What is being asked: Locate the lines that hold the string "Dieu". Copy every such line.

********

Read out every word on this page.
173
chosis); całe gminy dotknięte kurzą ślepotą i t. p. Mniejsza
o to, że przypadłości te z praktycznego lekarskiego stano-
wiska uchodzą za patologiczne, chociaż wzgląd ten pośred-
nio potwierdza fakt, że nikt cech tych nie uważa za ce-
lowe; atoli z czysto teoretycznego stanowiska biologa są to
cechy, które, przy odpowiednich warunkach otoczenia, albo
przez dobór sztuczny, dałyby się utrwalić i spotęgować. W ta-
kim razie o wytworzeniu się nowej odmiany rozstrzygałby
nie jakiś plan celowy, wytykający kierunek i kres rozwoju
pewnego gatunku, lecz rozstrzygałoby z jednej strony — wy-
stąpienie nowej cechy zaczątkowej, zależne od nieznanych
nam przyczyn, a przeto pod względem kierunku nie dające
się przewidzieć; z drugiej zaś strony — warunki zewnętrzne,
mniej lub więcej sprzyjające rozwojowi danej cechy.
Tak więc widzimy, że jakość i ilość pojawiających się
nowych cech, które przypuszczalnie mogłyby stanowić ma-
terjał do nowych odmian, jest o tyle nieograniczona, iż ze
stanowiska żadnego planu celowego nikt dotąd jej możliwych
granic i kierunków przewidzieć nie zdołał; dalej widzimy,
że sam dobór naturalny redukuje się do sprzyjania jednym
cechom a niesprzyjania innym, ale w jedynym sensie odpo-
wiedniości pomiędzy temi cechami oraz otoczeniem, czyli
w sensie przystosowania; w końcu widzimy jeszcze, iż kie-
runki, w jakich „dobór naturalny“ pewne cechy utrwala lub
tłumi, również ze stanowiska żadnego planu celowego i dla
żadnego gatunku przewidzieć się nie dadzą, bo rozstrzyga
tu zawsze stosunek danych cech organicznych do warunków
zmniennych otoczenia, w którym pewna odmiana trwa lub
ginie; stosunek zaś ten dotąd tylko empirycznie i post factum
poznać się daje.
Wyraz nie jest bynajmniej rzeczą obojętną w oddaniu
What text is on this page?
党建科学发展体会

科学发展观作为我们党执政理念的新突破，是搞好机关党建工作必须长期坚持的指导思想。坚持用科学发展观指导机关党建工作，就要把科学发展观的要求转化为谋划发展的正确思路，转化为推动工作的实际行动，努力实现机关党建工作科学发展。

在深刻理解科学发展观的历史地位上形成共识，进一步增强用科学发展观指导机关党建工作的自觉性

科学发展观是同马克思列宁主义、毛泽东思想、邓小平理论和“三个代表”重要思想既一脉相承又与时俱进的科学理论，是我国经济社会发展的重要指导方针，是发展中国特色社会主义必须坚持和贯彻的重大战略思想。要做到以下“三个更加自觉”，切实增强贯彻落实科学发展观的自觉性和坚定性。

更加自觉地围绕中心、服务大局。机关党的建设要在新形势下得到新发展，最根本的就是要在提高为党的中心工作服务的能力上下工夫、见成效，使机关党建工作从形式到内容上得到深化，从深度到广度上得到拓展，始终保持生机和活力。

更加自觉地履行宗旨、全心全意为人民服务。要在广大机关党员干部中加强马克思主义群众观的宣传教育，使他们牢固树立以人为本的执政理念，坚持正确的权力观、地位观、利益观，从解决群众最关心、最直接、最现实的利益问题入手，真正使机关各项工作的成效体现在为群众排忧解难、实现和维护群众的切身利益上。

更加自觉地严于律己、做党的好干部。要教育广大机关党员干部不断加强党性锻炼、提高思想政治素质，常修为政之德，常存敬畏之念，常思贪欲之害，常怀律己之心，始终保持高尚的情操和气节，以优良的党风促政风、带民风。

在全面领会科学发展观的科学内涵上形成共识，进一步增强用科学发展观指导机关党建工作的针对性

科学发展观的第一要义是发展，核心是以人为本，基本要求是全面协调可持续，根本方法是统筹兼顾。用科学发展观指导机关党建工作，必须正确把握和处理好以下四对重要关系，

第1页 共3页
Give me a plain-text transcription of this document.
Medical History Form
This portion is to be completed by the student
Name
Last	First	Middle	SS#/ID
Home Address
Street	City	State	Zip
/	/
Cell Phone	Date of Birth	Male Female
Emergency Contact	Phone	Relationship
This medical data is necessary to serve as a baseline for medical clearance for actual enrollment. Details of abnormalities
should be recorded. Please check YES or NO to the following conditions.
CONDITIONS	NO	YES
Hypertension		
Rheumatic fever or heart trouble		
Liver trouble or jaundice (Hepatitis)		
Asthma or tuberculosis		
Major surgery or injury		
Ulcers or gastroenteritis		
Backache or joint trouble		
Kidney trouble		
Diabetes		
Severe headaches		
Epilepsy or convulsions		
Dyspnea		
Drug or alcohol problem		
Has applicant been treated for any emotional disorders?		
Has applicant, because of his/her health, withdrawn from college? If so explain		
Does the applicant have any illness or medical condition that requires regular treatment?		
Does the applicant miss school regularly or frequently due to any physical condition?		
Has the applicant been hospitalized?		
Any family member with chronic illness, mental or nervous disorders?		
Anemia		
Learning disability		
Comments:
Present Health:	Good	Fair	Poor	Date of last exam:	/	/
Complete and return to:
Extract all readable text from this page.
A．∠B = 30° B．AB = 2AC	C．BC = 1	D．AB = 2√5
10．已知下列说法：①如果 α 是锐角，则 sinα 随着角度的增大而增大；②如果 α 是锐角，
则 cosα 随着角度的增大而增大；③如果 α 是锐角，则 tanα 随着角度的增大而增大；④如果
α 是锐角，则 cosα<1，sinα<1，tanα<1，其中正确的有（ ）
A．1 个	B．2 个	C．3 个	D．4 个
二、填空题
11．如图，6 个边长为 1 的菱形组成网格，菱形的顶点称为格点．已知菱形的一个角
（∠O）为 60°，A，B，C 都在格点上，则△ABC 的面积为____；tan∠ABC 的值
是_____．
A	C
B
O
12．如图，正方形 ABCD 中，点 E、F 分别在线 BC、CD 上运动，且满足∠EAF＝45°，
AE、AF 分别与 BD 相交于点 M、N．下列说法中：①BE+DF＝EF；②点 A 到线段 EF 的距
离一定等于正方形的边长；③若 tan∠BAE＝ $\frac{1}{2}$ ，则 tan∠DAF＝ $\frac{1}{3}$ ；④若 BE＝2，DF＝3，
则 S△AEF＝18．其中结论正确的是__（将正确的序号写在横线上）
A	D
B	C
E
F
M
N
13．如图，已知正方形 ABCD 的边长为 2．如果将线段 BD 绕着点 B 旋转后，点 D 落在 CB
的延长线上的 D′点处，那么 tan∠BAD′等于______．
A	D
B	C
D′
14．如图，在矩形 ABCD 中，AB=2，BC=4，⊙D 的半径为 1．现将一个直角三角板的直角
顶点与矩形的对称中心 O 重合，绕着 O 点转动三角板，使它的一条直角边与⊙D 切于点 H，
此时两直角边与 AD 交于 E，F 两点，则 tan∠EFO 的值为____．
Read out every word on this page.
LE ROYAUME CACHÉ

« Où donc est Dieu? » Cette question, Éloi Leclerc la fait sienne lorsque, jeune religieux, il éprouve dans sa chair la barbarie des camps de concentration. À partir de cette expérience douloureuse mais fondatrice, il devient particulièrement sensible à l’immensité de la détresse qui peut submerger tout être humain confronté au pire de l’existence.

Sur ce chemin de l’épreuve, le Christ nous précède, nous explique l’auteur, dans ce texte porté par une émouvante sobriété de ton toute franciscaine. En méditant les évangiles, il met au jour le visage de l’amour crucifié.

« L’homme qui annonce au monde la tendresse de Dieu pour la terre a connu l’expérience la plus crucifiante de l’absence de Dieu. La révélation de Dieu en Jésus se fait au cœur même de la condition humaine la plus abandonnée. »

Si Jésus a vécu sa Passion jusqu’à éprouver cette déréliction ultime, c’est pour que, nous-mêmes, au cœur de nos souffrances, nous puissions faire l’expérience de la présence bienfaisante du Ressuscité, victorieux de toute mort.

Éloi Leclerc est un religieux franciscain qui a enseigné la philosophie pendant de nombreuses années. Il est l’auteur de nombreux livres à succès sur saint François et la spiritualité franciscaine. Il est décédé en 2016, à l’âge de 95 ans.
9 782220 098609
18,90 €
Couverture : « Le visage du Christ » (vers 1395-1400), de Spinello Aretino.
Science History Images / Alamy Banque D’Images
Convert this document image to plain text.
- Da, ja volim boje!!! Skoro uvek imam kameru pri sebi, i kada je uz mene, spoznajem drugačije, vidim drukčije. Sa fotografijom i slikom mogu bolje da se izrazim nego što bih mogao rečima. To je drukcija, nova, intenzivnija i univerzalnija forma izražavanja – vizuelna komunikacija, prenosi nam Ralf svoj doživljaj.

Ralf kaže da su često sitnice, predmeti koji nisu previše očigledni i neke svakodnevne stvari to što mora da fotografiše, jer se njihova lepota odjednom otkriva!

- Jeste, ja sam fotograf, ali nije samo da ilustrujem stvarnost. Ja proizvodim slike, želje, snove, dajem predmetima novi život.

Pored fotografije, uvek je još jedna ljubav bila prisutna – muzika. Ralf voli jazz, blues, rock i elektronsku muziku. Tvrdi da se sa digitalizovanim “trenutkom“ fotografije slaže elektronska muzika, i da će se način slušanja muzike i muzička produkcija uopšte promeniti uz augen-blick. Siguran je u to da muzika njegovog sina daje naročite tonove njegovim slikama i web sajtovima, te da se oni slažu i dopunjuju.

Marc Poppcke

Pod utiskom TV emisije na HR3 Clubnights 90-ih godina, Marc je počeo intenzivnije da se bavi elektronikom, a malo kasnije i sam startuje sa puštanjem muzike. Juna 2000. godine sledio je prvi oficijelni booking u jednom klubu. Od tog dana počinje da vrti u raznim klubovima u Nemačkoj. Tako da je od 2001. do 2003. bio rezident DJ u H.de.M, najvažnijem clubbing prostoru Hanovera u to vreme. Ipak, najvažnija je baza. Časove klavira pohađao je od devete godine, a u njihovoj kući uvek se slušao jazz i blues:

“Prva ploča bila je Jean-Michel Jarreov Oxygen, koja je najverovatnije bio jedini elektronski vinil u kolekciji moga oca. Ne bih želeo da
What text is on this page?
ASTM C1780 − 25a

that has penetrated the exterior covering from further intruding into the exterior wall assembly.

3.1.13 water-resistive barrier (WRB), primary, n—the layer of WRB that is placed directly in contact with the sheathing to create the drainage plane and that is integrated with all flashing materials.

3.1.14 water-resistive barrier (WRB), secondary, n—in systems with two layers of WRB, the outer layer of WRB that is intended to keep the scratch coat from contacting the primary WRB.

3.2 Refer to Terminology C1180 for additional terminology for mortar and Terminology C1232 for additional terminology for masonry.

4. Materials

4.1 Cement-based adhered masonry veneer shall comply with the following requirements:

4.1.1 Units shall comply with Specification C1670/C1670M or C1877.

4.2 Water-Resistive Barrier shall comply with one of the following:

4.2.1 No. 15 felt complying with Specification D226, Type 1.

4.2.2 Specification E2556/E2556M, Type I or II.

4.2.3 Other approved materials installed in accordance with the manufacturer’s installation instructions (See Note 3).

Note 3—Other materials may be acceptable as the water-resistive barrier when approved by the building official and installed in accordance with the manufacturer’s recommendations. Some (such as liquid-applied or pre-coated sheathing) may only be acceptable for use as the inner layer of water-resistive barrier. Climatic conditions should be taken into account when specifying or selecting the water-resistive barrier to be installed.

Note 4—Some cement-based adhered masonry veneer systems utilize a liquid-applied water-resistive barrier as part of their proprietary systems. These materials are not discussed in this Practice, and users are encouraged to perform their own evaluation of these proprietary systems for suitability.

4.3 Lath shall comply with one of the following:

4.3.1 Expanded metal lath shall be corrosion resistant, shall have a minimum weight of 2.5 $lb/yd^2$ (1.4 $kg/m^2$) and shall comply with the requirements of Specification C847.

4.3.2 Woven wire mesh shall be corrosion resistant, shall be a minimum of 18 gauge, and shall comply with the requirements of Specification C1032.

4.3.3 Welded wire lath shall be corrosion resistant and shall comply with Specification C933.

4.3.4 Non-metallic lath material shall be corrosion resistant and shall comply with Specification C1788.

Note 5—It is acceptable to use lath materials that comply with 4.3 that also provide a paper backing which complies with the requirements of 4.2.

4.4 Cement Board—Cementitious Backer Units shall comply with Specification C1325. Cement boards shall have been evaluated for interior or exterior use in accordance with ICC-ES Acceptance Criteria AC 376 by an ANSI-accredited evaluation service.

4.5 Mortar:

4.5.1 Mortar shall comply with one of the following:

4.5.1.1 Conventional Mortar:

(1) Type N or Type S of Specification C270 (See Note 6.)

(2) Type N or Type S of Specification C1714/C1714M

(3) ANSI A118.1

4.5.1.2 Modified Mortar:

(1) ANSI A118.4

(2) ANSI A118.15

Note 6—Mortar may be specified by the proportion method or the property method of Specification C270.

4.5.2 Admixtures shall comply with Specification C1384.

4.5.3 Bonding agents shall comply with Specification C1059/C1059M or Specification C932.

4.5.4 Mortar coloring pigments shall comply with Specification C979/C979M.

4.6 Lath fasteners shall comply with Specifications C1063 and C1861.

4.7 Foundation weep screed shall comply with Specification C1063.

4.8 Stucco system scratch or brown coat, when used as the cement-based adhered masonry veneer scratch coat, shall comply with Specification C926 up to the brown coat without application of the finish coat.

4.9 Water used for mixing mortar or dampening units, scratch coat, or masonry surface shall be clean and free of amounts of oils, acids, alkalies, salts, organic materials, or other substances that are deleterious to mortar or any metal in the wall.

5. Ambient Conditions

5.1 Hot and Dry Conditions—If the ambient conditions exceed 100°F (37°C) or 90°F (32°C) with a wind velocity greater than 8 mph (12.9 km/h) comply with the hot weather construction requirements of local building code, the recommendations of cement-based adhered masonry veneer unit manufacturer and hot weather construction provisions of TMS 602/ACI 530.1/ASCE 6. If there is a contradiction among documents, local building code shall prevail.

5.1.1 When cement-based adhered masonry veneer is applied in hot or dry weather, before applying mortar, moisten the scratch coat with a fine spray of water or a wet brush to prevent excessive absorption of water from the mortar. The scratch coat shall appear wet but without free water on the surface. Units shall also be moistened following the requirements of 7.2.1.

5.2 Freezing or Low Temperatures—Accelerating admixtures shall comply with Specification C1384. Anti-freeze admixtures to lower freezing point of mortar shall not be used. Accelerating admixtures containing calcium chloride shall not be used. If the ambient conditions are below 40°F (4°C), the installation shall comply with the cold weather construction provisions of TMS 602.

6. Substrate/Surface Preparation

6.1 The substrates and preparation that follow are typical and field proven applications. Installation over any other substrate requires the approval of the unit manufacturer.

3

********

Reply to the task:
« Où donc est Dieu? » Cette question, Éloi Leclerc la fait sienne lorsque, jeune religieux, il éprouve dans sa chair la barbarie des camps de concentration. À partir de cette expérience douloureuse mais fondatrice, il devient particulièrement sensible à l’immensité de la détresse qui peut submerger tout être humain confronté au pire de l’existence.
« L’homme qui annonce au monde la tendresse de Dieu pour la terre a connu l’expérience la plus crucifiante de l’absence de Dieu. La révélation de Dieu en Jésus se fait au cœur même de la condition humaine la plus abandonnée. »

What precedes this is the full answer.